**Records to process**
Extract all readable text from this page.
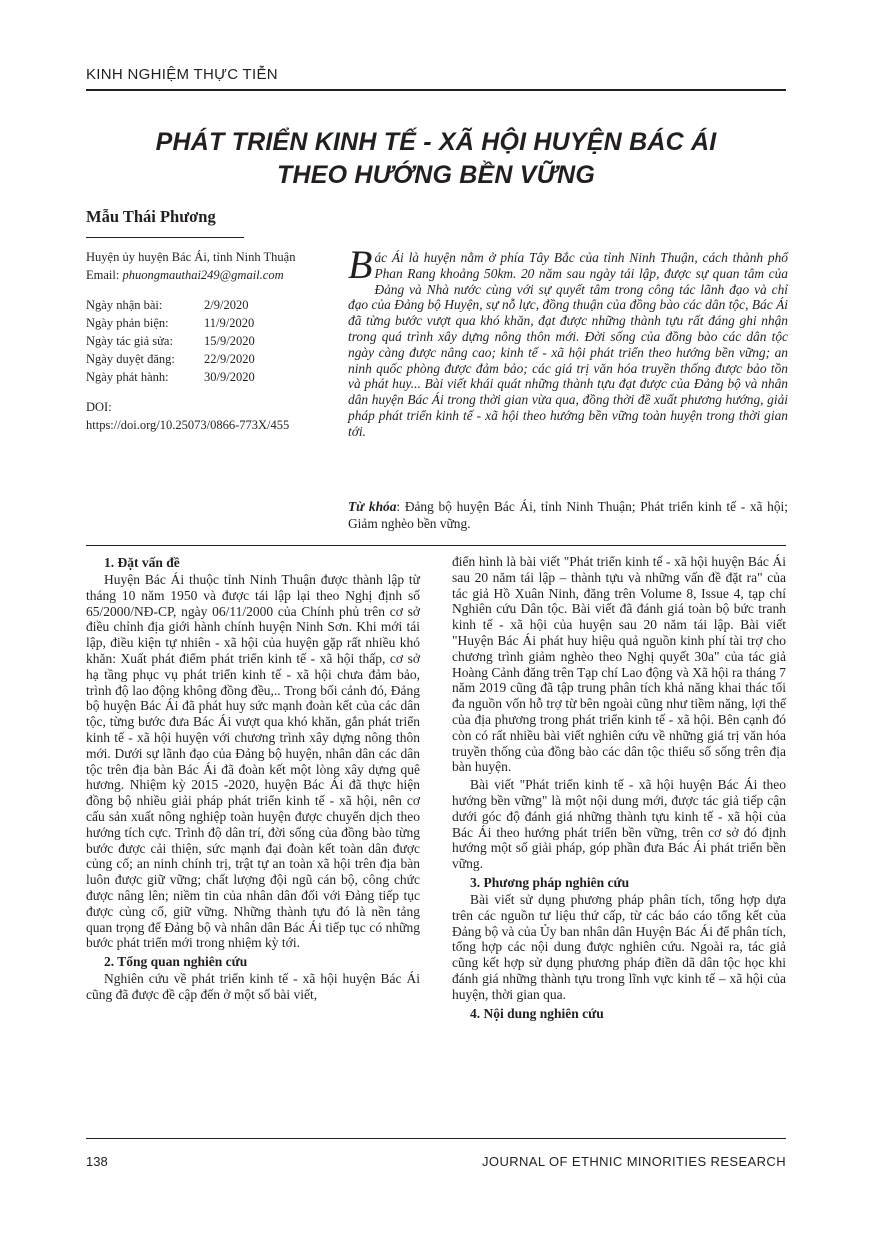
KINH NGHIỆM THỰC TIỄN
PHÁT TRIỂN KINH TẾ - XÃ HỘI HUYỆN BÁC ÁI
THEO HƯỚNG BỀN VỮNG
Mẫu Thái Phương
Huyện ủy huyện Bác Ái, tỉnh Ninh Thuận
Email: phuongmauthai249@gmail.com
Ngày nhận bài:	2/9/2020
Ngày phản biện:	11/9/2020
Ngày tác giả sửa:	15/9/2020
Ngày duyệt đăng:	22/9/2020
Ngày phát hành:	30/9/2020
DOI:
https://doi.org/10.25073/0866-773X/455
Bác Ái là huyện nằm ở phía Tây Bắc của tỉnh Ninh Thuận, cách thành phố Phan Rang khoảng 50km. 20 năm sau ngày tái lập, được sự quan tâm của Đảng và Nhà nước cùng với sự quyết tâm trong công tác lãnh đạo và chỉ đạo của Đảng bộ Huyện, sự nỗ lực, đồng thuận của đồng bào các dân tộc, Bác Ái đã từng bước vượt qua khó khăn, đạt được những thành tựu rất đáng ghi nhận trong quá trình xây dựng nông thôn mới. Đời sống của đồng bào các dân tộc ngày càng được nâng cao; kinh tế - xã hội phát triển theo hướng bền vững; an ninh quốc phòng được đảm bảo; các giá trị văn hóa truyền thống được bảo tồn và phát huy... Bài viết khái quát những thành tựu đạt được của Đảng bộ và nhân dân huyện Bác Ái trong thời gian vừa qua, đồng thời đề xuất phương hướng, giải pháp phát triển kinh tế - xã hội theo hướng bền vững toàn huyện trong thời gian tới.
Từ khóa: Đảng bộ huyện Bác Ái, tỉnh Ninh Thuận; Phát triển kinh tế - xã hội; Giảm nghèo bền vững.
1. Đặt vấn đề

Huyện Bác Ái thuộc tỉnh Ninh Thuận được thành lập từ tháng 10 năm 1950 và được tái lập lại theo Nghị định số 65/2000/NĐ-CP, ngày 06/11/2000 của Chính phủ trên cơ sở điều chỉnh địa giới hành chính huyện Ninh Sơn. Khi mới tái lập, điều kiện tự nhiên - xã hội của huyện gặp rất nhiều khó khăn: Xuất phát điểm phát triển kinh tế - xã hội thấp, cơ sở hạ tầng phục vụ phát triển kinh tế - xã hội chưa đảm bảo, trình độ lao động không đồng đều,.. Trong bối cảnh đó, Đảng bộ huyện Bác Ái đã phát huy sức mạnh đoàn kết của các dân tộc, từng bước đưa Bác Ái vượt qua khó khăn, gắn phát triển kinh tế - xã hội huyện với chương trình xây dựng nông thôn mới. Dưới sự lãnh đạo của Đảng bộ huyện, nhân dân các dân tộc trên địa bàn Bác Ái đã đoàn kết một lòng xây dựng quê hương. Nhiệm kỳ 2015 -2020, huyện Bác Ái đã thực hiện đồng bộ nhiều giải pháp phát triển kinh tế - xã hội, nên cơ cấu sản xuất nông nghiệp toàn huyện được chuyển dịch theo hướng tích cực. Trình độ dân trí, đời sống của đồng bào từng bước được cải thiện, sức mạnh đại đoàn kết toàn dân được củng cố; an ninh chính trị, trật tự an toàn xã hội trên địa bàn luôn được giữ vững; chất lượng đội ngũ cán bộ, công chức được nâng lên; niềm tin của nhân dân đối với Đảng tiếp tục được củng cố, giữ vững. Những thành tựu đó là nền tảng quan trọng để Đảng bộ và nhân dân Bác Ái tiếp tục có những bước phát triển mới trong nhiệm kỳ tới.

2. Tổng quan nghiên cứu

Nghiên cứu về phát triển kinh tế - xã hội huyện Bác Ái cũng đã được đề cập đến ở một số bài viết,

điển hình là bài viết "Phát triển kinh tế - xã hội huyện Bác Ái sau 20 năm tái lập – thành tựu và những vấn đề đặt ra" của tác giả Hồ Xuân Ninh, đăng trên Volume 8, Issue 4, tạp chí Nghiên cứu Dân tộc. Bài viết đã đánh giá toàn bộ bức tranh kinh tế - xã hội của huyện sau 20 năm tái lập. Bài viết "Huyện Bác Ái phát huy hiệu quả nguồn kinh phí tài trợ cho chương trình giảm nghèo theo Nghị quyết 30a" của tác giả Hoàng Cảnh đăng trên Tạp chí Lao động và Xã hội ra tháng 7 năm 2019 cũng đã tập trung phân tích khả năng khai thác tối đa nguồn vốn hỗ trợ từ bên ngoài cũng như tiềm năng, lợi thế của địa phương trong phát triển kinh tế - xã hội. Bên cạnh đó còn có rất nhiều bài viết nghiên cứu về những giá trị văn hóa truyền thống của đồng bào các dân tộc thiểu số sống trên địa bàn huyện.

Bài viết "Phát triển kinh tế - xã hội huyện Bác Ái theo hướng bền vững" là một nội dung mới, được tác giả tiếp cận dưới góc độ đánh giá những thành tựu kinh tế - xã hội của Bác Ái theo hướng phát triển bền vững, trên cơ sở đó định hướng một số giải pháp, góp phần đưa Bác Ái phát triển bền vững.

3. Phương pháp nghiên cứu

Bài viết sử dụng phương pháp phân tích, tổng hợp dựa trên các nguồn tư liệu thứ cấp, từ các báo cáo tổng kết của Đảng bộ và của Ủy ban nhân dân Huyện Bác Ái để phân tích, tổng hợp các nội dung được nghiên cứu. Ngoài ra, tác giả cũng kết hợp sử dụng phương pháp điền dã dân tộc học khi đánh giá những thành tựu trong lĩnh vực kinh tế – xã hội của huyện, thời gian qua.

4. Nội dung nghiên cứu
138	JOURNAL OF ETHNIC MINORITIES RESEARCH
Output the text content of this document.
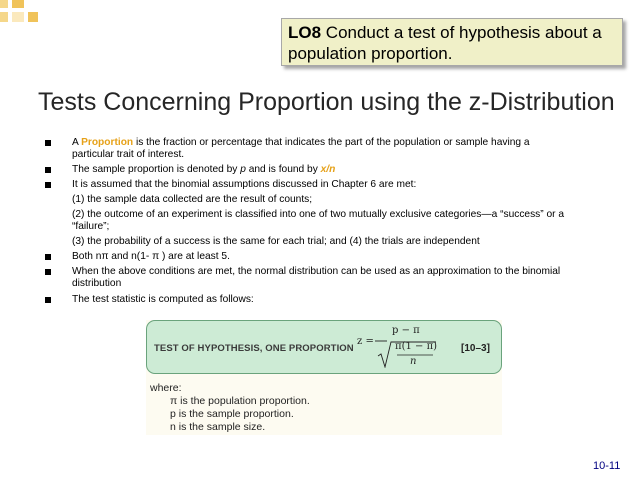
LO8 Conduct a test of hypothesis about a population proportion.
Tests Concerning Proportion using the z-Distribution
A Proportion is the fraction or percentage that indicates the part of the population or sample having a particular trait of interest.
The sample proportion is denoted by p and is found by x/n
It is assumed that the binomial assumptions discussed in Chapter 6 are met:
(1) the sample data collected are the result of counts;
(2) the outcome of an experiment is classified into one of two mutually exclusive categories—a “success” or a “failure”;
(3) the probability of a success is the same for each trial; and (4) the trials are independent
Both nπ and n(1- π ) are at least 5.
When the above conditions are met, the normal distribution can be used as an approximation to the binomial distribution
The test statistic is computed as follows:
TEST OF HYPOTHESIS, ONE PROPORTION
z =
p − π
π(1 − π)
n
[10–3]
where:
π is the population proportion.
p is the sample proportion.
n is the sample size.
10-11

**What to do**
Your task is to gather every line with the word "cũng" and copy it.

**Task answer**
Nghiên cứu về phát triển kinh tế - xã hội huyện Bác Ái cũng đã được đề cập đến ở một số bài viết,
điển hình là bài viết "Phát triển kinh tế - xã hội huyện Bác Ái sau 20 năm tái lập – thành tựu và những vấn đề đặt ra" của tác giả Hồ Xuân Ninh, đăng trên Volume 8, Issue 4, tạp chí Nghiên cứu Dân tộc. Bài viết đã đánh giá toàn bộ bức tranh kinh tế - xã hội của huyện sau 20 năm tái lập. Bài viết "Huyện Bác Ái phát huy hiệu quả nguồn kinh phí tài trợ cho chương trình giảm nghèo theo Nghị quyết 30a" của tác giả Hoàng Cảnh đăng trên Tạp chí Lao động và Xã hội ra tháng 7 năm 2019 cũng đã tập trung phân tích khả năng khai thác tối đa nguồn vốn hỗ trợ từ bên ngoài cũng như tiềm năng, lợi thế của địa phương trong phát triển kinh tế - xã hội. Bên cạnh đó còn có rất nhiều bài viết nghiên cứu về những giá trị văn hóa truyền thống của đồng bào các dân tộc thiểu số sống trên địa bàn huyện.
Bài viết sử dụng phương pháp phân tích, tổng hợp dựa trên các nguồn tư liệu thứ cấp, từ các báo cáo tổng kết của Đảng bộ và của Ủy ban nhân dân Huyện Bác Ái để phân tích, tổng hợp các nội dung được nghiên cứu. Ngoài ra, tác giả cũng kết hợp sử dụng phương pháp điền dã dân tộc học khi đánh giá những thành tựu trong lĩnh vực kinh tế – xã hội của huyện, thời gian qua.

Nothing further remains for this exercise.